══ Source records ══

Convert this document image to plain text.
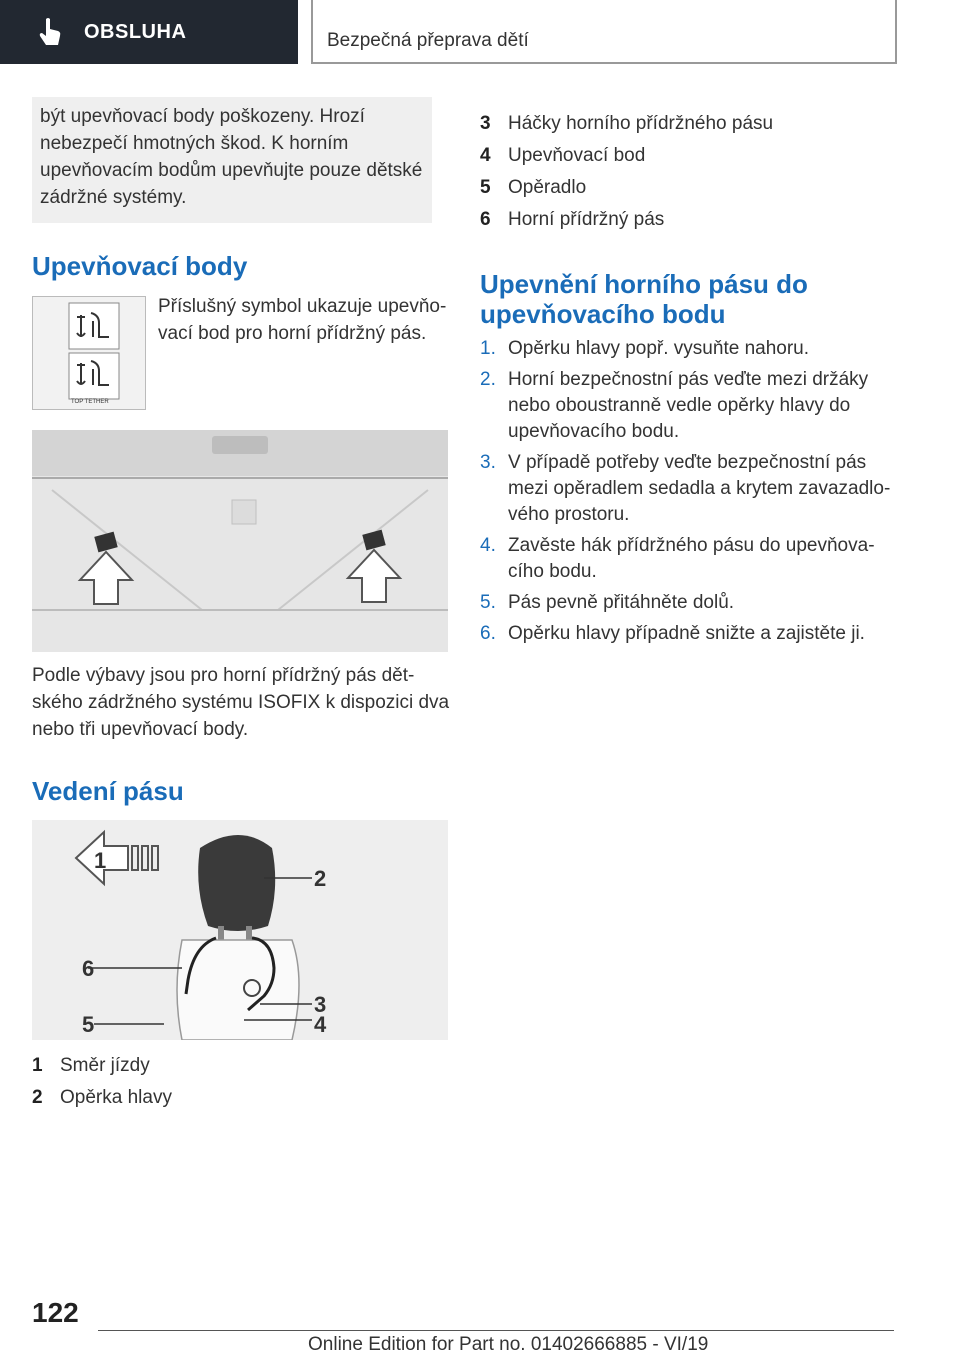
OBSLUHA	Bezpečná přeprava dětí

být upevňovací body poškozeny. Hrozí nebezpečí hmotných škod. K horním upevňovacím bodům upevňujte pouze dětské zádržné systémy.

Upevňovací body
TOP TETHER

Příslušný symbol ukazuje upevňovací bod pro horní přídržný pás.

Podle výbavy jsou pro horní přídržný pás dětského zádržného systému ISOFIX k dispozici dva nebo tři upevňovací body.

Vedení pásu
1
2
3
4
5
6
1 Směr jízdy
2 Opěrka hlavy
3 Háčky horního přídržného pásu
4 Upevňovací bod
5 Opěradlo
6 Horní přídržný pás
Upevnění horního pásu do
upevňovacího bodu
1. Opěrku hlavy popř. vysuňte nahoru.
2. Horní bezpečnostní pás veďte mezi držáky nebo oboustranně vedle opěrky hlavy do upevňovacího bodu.
3. V případě potřeby veďte bezpečnostní pás mezi opěradlem sedadla a krytem zavazadlového prostoru.
4. Zavěste hák přídržného pásu do upevňovacího bodu.
5. Pás pevně přitáhněte dolů.
6. Opěrku hlavy případně snižte a zajistěte ji.
122
Online Edition for Part no. 01402666885 - VI/19
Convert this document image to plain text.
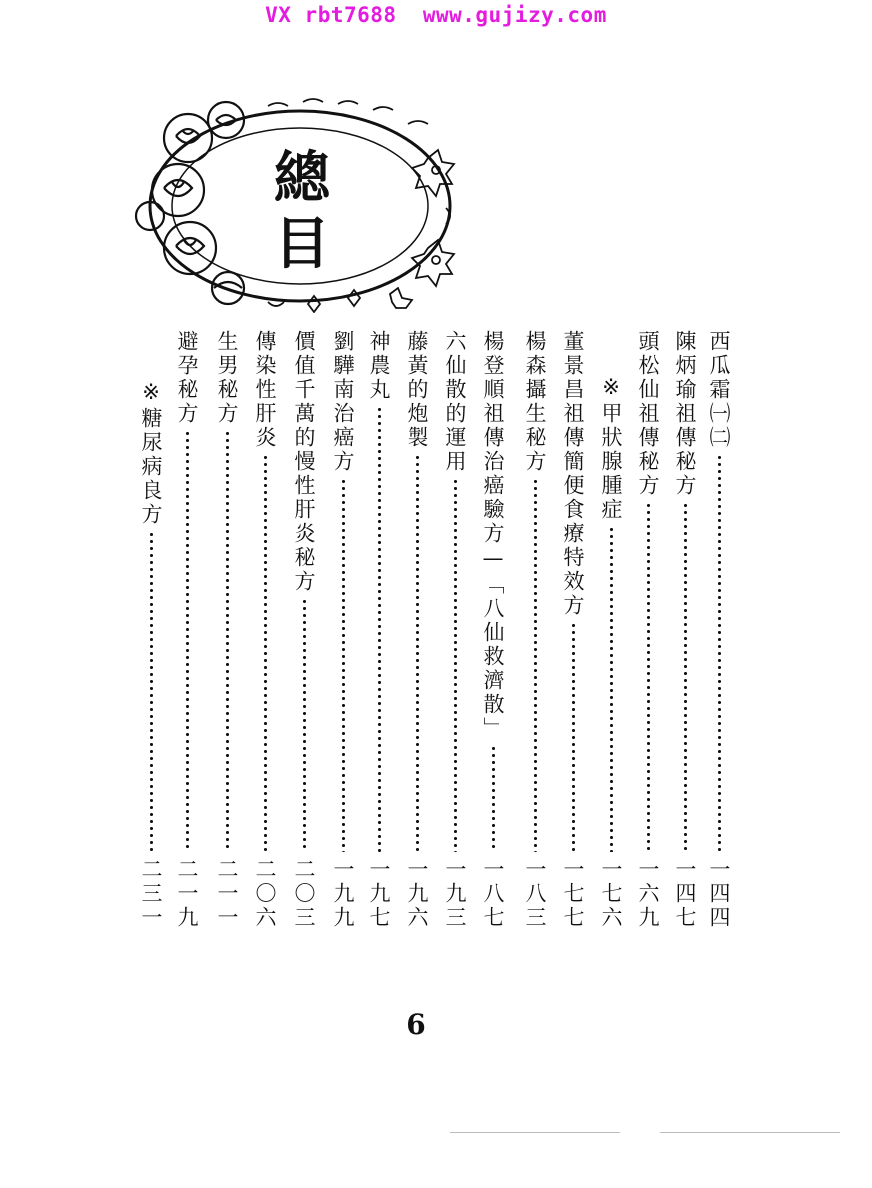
VX rbt7688  www.gujizy.com
總
目
西瓜霜㈠㈡
一四四
陳炳瑜祖傳秘方
一四七
頭松仙祖傳秘方
一六九
※甲狀腺腫症
一七六
董景昌祖傳簡便食療特效方
一七七
楊森攝生秘方
一八三
楊登順祖傳治癌驗方—「八仙救濟散」
一八七
六仙散的運用
一九三
藤黃的炮製
一九六
神農丸
一九七
劉驊南治癌方
一九九
價值千萬的慢性肝炎秘方
二〇三
傳染性肝炎
二〇六
生男秘方
二一一
避孕秘方
二一九
※糖尿病良方
二三一
6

═══

Locate and copy each line in the data above that includes the word "přídržného".

3 Háčky horního přídržného pásu
4. Zavěste hák přídržného pásu do upevňovacího bodu.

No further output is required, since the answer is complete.